── EXERCISE INPUT

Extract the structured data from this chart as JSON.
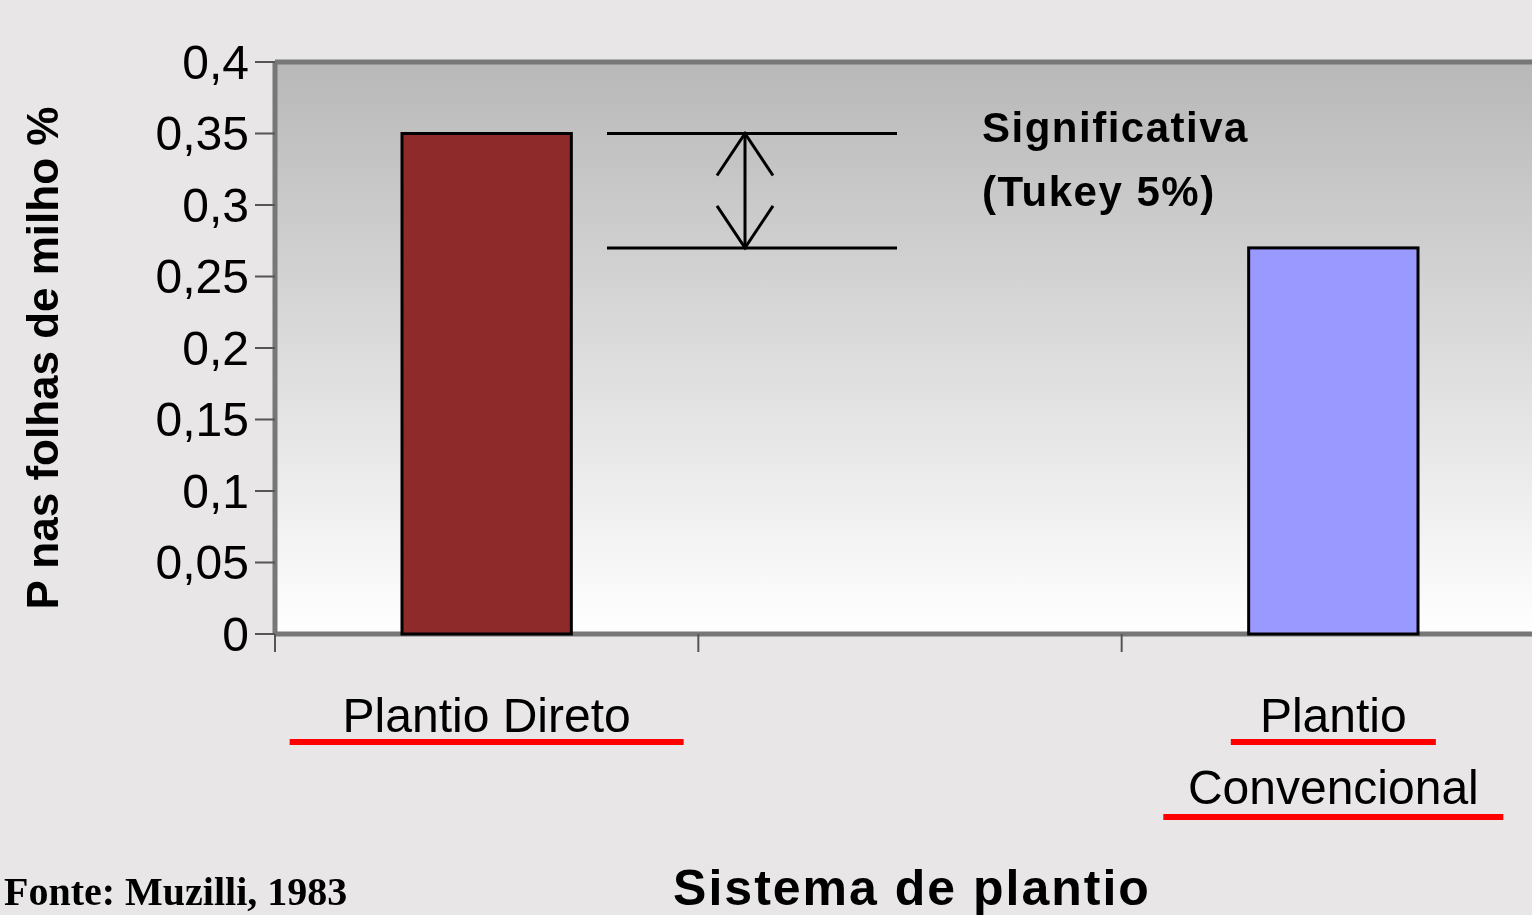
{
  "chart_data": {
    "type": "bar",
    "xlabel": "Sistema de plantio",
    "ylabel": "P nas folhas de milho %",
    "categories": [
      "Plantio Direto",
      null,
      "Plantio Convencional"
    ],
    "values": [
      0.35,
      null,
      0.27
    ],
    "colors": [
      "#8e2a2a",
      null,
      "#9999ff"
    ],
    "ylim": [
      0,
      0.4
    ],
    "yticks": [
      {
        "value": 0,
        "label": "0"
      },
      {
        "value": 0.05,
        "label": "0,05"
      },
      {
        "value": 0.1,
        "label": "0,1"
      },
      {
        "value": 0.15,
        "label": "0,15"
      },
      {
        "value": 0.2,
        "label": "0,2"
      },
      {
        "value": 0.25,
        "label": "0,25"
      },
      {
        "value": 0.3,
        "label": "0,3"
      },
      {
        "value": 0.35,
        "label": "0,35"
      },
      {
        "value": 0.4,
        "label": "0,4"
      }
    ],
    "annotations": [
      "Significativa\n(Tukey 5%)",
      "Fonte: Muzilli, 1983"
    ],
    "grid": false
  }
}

────

EXERCISE PROMPT> Reproduce every line precisely as given, omitting all pictures.

FINAL ANSWER>
Extract the structured data from this chart as JSON.
{
  "chart_data": {
    "type": "bar",
    "xlabel": "Sistema de plantio",
    "ylabel": "P nas folhas de milho %",
    "categories": [
      "Plantio Direto",
      null,
      "Plantio Convencional"
    ],
    "values": [
      0.35,
      null,
      0.27
    ],
    "colors": [
      "#8e2a2a",
      null,
      "#9999ff"
    ],
    "ylim": [
      0,
      0.4
    ],
    "yticks": [
      {
        "value": 0,
        "label": "0"
      },
      {
        "value": 0.05,
        "label": "0,05"
      },
      {
        "value": 0.1,
        "label": "0,1"
      },
      {
        "value": 0.15,
        "label": "0,15"
      },
      {
        "value": 0.2,
        "label": "0,2"
      },
      {
        "value": 0.25,
        "label": "0,25"
      },
      {
        "value": 0.3,
        "label": "0,3"
      },
      {
        "value": 0.35,
        "label": "0,35"
      },
      {
        "value": 0.4,
        "label": "0,4"
      }
    ],
    "annotations": [
      "Significativa\n(Tukey 5%)",
      "Fonte: Muzilli, 1983"
    ],
    "grid": false
  }
}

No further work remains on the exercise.